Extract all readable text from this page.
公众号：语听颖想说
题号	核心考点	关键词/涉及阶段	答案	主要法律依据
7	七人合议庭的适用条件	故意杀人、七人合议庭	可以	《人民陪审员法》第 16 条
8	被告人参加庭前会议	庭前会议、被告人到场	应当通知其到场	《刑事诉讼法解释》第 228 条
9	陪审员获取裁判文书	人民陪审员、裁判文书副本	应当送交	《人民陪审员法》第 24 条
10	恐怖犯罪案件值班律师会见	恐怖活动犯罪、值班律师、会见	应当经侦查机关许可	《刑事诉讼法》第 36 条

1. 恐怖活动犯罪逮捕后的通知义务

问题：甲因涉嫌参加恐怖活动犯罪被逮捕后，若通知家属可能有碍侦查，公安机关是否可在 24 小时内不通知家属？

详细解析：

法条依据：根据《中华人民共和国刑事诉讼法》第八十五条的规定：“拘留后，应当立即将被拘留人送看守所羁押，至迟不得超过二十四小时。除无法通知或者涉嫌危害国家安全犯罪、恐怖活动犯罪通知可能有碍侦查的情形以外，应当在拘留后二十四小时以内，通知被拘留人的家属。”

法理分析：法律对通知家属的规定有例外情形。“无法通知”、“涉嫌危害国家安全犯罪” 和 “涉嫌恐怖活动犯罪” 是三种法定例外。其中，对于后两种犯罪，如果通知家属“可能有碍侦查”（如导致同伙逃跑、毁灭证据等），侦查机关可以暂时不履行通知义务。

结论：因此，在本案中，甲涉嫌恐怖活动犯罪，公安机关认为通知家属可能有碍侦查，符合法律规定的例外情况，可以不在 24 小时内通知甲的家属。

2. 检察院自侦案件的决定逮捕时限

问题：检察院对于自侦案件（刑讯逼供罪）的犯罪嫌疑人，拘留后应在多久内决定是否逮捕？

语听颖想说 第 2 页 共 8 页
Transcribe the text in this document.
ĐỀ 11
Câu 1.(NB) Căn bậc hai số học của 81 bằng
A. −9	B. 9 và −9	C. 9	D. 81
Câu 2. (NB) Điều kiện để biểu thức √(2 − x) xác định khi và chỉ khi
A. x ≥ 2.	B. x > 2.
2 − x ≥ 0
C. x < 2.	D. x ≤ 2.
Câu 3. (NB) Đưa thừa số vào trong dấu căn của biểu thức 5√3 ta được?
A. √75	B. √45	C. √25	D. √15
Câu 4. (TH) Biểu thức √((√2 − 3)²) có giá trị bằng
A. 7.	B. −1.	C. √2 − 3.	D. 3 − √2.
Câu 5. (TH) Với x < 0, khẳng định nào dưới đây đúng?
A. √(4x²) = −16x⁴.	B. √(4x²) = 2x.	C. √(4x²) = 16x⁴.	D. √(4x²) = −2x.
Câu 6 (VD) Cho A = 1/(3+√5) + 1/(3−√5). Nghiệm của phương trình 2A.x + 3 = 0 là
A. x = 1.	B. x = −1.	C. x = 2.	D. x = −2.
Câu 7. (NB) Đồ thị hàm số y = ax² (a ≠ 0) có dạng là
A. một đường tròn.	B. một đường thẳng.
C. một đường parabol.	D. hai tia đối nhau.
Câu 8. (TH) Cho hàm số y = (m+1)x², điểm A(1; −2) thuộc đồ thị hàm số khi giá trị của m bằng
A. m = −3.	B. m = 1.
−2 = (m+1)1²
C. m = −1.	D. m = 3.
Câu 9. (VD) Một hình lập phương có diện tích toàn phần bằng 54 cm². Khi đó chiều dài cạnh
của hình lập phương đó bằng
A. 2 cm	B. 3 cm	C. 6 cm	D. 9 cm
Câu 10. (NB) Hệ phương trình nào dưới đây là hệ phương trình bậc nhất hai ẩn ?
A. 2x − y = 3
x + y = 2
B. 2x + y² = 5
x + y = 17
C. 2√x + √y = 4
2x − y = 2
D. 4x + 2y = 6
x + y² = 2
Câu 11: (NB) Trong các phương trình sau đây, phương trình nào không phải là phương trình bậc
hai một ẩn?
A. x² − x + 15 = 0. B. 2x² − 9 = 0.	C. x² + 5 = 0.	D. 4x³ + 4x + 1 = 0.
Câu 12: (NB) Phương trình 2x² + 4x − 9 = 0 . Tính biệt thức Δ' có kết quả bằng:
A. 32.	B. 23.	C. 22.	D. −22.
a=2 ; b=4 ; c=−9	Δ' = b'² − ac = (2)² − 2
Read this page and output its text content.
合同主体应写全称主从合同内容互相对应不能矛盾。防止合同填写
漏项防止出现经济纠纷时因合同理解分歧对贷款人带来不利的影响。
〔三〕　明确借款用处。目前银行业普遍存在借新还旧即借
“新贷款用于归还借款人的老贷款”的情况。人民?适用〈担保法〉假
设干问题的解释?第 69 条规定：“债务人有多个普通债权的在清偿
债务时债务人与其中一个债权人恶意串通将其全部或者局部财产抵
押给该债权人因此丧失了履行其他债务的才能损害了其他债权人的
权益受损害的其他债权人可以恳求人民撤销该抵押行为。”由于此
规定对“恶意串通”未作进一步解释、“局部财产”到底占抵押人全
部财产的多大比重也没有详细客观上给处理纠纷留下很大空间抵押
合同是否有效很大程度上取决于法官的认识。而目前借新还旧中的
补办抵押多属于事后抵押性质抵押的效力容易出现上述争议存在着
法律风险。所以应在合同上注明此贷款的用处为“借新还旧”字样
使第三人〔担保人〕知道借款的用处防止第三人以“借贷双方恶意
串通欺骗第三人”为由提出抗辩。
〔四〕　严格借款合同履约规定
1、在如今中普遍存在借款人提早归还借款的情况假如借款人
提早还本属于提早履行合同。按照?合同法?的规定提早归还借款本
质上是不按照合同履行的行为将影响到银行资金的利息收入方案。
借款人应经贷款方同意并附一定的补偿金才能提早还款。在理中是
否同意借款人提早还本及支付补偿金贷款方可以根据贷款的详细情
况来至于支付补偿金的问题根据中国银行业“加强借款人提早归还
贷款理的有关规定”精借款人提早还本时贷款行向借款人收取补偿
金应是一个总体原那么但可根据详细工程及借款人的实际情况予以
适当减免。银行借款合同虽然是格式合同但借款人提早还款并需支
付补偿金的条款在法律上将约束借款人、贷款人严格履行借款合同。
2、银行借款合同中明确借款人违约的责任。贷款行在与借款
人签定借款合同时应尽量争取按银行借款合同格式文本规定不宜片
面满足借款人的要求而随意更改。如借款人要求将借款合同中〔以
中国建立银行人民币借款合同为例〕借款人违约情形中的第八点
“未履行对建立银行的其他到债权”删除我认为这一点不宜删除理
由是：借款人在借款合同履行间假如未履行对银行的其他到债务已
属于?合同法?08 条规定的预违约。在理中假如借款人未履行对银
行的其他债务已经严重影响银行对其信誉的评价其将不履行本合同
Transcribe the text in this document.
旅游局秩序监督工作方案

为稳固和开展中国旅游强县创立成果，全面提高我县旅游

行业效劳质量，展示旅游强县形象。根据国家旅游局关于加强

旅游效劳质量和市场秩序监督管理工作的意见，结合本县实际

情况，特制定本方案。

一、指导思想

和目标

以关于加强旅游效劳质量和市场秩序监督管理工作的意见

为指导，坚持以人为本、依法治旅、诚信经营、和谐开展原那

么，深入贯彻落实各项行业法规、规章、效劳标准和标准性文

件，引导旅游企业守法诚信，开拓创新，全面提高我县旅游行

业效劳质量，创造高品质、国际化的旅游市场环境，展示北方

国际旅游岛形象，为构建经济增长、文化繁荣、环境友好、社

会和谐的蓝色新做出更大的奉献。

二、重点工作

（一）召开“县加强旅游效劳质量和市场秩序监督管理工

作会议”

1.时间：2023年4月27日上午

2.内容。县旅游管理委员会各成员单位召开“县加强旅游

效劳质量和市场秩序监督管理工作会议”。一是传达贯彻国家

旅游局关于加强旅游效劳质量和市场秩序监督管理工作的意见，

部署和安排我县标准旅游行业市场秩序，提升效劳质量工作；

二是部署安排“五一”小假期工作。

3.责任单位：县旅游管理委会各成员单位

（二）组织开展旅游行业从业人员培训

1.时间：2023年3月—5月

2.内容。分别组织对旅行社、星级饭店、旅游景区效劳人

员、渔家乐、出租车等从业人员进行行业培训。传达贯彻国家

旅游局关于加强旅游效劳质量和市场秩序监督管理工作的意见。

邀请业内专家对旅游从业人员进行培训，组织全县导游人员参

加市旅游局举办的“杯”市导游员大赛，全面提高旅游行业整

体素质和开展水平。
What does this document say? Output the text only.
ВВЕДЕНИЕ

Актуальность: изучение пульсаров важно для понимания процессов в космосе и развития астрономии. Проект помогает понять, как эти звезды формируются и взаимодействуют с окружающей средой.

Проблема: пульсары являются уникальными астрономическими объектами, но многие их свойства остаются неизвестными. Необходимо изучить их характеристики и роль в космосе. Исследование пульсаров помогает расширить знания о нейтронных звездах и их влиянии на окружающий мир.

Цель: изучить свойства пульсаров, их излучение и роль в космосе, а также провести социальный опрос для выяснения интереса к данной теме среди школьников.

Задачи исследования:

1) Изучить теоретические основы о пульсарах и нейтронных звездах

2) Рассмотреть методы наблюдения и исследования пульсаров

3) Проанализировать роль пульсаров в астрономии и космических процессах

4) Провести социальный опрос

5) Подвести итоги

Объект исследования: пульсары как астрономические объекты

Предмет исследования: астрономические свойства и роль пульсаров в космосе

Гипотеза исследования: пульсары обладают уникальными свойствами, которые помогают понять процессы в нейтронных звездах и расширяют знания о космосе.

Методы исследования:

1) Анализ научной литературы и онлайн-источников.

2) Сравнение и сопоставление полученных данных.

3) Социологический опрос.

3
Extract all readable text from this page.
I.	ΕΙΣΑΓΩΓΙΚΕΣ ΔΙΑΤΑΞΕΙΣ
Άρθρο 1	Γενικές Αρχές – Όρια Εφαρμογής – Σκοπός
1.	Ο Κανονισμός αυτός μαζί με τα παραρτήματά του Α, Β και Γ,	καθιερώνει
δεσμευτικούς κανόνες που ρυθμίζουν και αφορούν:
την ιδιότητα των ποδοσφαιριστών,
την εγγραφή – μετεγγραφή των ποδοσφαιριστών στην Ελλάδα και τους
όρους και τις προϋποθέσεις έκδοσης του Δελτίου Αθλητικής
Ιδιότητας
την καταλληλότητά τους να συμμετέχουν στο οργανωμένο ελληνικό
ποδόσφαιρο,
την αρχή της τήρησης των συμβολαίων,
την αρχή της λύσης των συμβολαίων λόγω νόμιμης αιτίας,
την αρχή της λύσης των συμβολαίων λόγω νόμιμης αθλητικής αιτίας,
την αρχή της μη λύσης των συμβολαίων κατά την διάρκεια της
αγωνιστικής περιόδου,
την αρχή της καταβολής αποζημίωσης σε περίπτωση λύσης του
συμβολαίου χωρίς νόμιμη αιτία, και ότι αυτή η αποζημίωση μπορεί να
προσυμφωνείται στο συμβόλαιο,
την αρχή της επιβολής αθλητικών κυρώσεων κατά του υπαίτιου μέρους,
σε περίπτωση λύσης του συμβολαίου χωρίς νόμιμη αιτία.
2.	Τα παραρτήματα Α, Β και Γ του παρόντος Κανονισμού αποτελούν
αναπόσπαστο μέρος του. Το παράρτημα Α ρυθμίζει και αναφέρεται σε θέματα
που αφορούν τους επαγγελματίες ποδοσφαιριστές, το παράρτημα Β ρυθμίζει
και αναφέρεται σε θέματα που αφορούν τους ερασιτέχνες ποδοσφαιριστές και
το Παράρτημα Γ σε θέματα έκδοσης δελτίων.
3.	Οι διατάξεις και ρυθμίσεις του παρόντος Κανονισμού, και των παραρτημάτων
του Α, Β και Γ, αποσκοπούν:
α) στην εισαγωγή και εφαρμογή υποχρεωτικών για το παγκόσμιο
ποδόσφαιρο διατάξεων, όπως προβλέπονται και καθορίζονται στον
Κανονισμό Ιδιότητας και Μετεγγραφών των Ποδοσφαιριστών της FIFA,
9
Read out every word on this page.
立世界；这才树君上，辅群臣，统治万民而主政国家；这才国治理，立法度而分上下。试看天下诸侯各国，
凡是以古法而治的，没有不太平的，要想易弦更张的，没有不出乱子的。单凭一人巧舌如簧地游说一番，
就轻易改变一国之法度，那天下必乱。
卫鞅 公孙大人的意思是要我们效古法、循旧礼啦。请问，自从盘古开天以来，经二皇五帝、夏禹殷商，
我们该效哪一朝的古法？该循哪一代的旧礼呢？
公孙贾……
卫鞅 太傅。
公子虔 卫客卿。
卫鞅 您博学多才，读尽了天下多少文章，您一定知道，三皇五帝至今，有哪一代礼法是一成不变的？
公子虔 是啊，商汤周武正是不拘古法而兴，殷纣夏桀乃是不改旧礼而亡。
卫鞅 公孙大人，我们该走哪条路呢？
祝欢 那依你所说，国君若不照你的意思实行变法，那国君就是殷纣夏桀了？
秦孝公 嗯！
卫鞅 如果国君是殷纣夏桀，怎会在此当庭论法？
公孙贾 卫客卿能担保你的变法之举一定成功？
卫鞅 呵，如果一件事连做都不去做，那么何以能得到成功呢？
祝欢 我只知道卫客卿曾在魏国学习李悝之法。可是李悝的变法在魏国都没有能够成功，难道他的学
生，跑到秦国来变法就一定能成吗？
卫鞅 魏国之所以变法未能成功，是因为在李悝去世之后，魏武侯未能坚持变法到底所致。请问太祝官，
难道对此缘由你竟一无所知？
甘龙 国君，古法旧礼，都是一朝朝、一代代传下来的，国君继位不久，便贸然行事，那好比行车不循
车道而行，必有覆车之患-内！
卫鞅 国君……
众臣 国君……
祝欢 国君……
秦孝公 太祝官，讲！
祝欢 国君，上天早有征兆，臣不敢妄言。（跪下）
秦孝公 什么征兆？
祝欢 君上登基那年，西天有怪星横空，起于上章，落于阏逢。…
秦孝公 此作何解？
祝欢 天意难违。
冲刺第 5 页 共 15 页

§ REQUIRED WORK
Write out each line of the data that holds the string "αφορούν".

§ CORRECT ANSWER
δεσμευτικούς κανόνες που ρυθμίζουν και αφορούν:
που αφορούν τους επαγγελματίες ποδοσφαιριστές, το παράρτημα Β ρυθμίζει
και αναφέρεται σε θέματα που αφορούν τους ερασιτέχνες ποδοσφαιριστές και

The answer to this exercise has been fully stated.